## begin INPUT ROWS
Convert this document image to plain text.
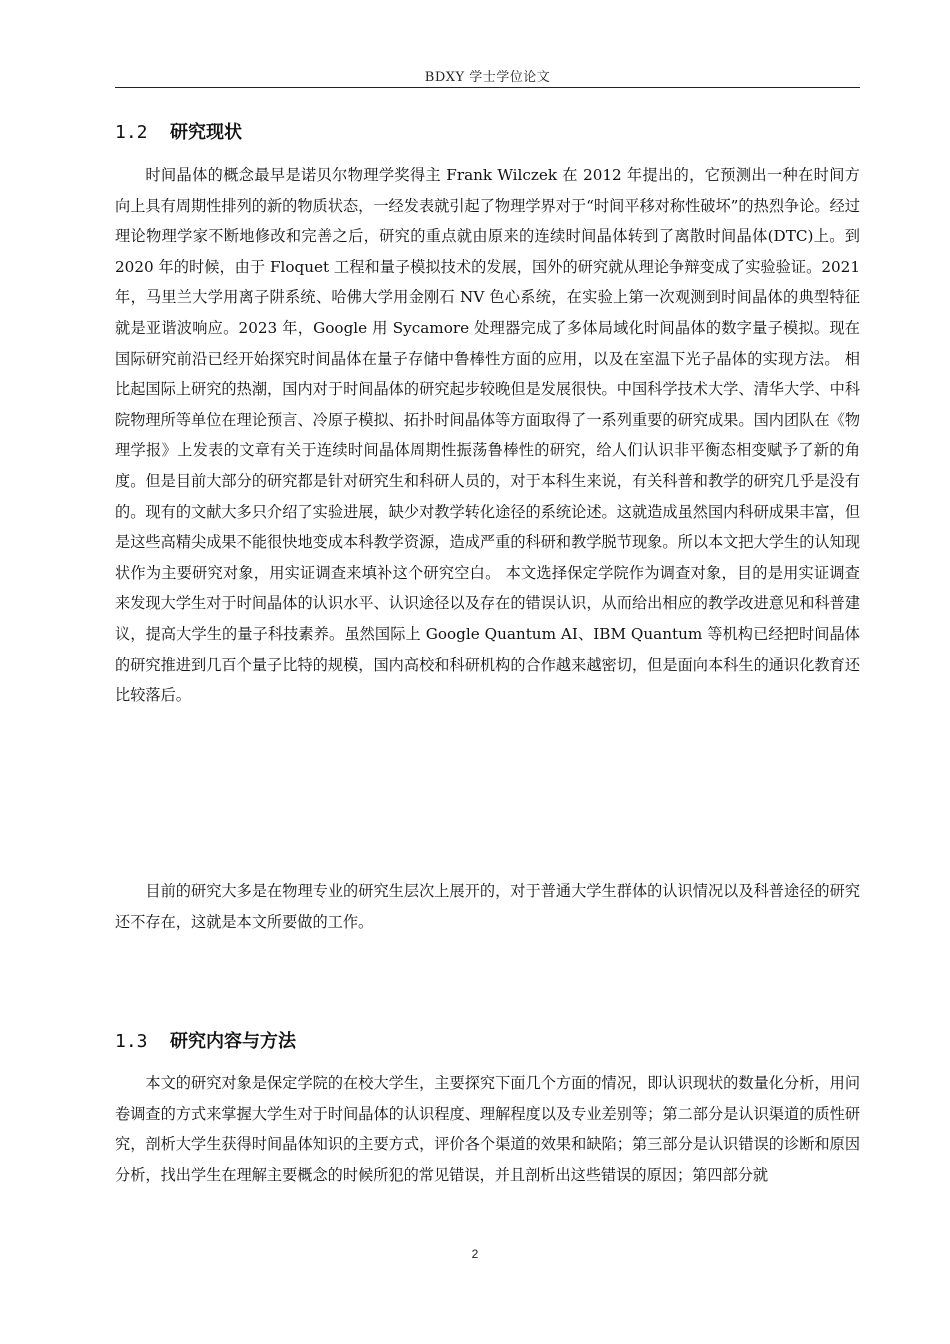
BDXY 学士学位论文
1.2 研究现状

时间晶体的概念最早是诺贝尔物理学奖得主 Frank Wilczek 在 2012 年提出的，它预测出一种在时间方向上具有周期性排列的新的物质状态，一经发表就引起了物理学界对于“时间平移对称性破坏”的热烈争论。经过理论物理学家不断地修改和完善之后，研究的重点就由原来的连续时间晶体转到了离散时间晶体(DTC)上。到 2020 年的时候，由于 Floquet 工程和量子模拟技术的发展，国外的研究就从理论争辩变成了实验验证。2021 年，马里兰大学用离子阱系统、哈佛大学用金刚石 NV 色心系统，在实验上第一次观测到时间晶体的典型特征就是亚谐波响应。2023 年，Google 用 Sycamore 处理器完成了多体局域化时间晶体的数字量子模拟。现在国际研究前沿已经开始探究时间晶体在量子存储中鲁棒性方面的应用，以及在室温下光子晶体的实现方法。 相比起国际上研究的热潮，国内对于时间晶体的研究起步较晚但是发展很快。中国科学技术大学、清华大学、中科院物理所等单位在理论预言、冷原子模拟、拓扑时间晶体等方面取得了一系列重要的研究成果。国内团队在《物理学报》上发表的文章有关于连续时间晶体周期性振荡鲁棒性的研究，给人们认识非平衡态相变赋予了新的角度。但是目前大部分的研究都是针对研究生和科研人员的，对于本科生来说，有关科普和教学的研究几乎是没有的。现有的文献大多只介绍了实验进展，缺少对教学转化途径的系统论述。这就造成虽然国内科研成果丰富，但是这些高精尖成果不能很快地变成本科教学资源，造成严重的科研和教学脱节现象。所以本文把大学生的认知现状作为主要研究对象，用实证调查来填补这个研究空白。 本文选择保定学院作为调查对象，目的是用实证调查来发现大学生对于时间晶体的认识水平、认识途径以及存在的错误认识，从而给出相应的教学改进意见和科普建议，提高大学生的量子科技素养。虽然国际上 Google Quantum AI、IBM Quantum 等机构已经把时间晶体的研究推进到几百个量子比特的规模，国内高校和科研机构的合作越来越密切，但是面向本科生的通识化教育还比较落后。

目前的研究大多是在物理专业的研究生层次上展开的，对于普通大学生群体的认识情况以及科普途径的研究还不存在，这就是本文所要做的工作。

1.3 研究内容与方法

本文的研究对象是保定学院的在校大学生，主要探究下面几个方面的情况，即认识现状的数量化分析，用问卷调查的方式来掌握大学生对于时间晶体的认识程度、理解程度以及专业差别等；第二部分是认识渠道的质性研究，剖析大学生获得时间晶体知识的主要方式，评价各个渠道的效果和缺陷；第三部分是认识错误的诊断和原因分析，找出学生在理解主要概念的时候所犯的常见错误，并且剖析出这些错误的原因；第四部分就

2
## end INPUT ROWS
SHORT PROBLEM. Except for the pictures, copy every line of the records above exactly.

REPLY TO THE EXERCISE.
Convert this document image to plain text.
BDXY 学士学位论文
1.2 研究现状

时间晶体的概念最早是诺贝尔物理学奖得主 Frank Wilczek 在 2012 年提出的，它预测出一种在时间方向上具有周期性排列的新的物质状态，一经发表就引起了物理学界对于“时间平移对称性破坏”的热烈争论。经过理论物理学家不断地修改和完善之后，研究的重点就由原来的连续时间晶体转到了离散时间晶体(DTC)上。到 2020 年的时候，由于 Floquet 工程和量子模拟技术的发展，国外的研究就从理论争辩变成了实验验证。2021 年，马里兰大学用离子阱系统、哈佛大学用金刚石 NV 色心系统，在实验上第一次观测到时间晶体的典型特征就是亚谐波响应。2023 年，Google 用 Sycamore 处理器完成了多体局域化时间晶体的数字量子模拟。现在国际研究前沿已经开始探究时间晶体在量子存储中鲁棒性方面的应用，以及在室温下光子晶体的实现方法。 相比起国际上研究的热潮，国内对于时间晶体的研究起步较晚但是发展很快。中国科学技术大学、清华大学、中科院物理所等单位在理论预言、冷原子模拟、拓扑时间晶体等方面取得了一系列重要的研究成果。国内团队在《物理学报》上发表的文章有关于连续时间晶体周期性振荡鲁棒性的研究，给人们认识非平衡态相变赋予了新的角度。但是目前大部分的研究都是针对研究生和科研人员的，对于本科生来说，有关科普和教学的研究几乎是没有的。现有的文献大多只介绍了实验进展，缺少对教学转化途径的系统论述。这就造成虽然国内科研成果丰富，但是这些高精尖成果不能很快地变成本科教学资源，造成严重的科研和教学脱节现象。所以本文把大学生的认知现状作为主要研究对象，用实证调查来填补这个研究空白。 本文选择保定学院作为调查对象，目的是用实证调查来发现大学生对于时间晶体的认识水平、认识途径以及存在的错误认识，从而给出相应的教学改进意见和科普建议，提高大学生的量子科技素养。虽然国际上 Google Quantum AI、IBM Quantum 等机构已经把时间晶体的研究推进到几百个量子比特的规模，国内高校和科研机构的合作越来越密切，但是面向本科生的通识化教育还比较落后。

目前的研究大多是在物理专业的研究生层次上展开的，对于普通大学生群体的认识情况以及科普途径的研究还不存在，这就是本文所要做的工作。

1.3 研究内容与方法

本文的研究对象是保定学院的在校大学生，主要探究下面几个方面的情况，即认识现状的数量化分析，用问卷调查的方式来掌握大学生对于时间晶体的认识程度、理解程度以及专业差别等；第二部分是认识渠道的质性研究，剖析大学生获得时间晶体知识的主要方式，评价各个渠道的效果和缺陷；第三部分是认识错误的诊断和原因分析，找出学生在理解主要概念的时候所犯的常见错误，并且剖析出这些错误的原因；第四部分就

2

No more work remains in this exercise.